**WHAT IS ASKED**: From the passage on female voices in opera below, transcribe verbatim the portion that opens with the words containing "Ariadne’s opening phrase" and closes with "trail along behind.".
----- TEXT SEGMENT
The fifth-century tragic stage, like Japanese Noh, used male actors to sing female parts. So, until the mid-19th century, did a lot of European opera, sometimes, in some roles. The castrato – voice of wound and loss (‘Long live the knife,’ audiences would chant when they heard a good one), of variance between body and voice – who challenged social norms of desire, was essential to opera’s sexuality. With castrati on the wane in the later 19th century, stage singing was the one area of music where women might be paid higher sums than men, because – apart from castrati – only they could produce a woman’s voice. Women commanded a high price as medium, but had little control over the message. You can argue that a singer’s control over interpretation, her power to ornament a line and shift emotional impact, was and is massive. Look at the battles between divas and those who ask them to sing. But the text, plot and melodic shape the singer is contracted to sing was almost always man-made.

Ariadne’s opening phrase in Strauss’s opera is impossible to sing. His sopranos told him they could not hold that long note without a breath. He knew this, but he stuck to his precisely marked tempo. He knew it was impossible, but they had to do it. Great interpreters of Ariadne have found different ways of tricking a breath in inaudibly. Strauss could have written it differently; but this was his vision of Ariadne and he wasn’t going to change it for any singer. The composer has the upper hand, the hot-line to the fictional woman. The singer has to trail along behind.
----------
----- PROVIDED MATERIAL
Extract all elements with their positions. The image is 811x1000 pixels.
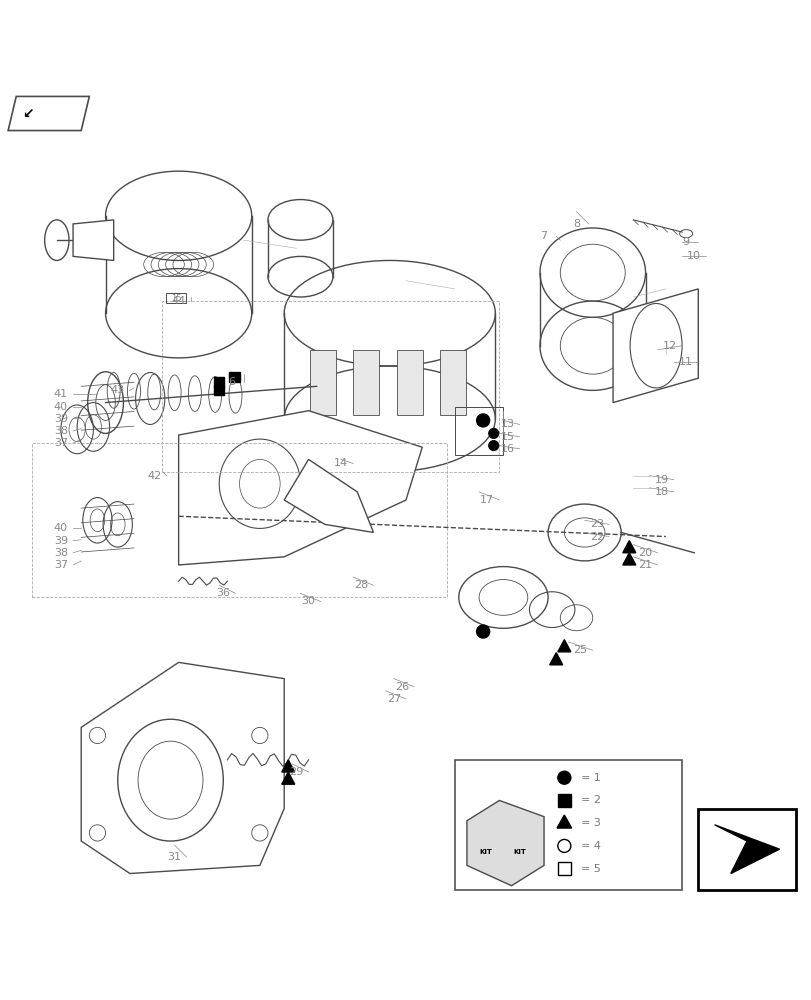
----------
**REPLY TO THE EXERCISE**:
Ariadne’s opening phrase in Strauss’s opera is impossible to sing. His sopranos told him they could not hold that long note without a breath. He knew this, but he stuck to his precisely marked tempo. He knew it was impossible, but they had to do it. Great interpreters of Ariadne have found different ways of tricking a breath in inaudibly. Strauss could have written it differently; but this was his vision of Ariadne and he wasn’t going to change it for any singer. The composer has the upper hand, the hot-line to the fictional woman. The singer has to trail along behind.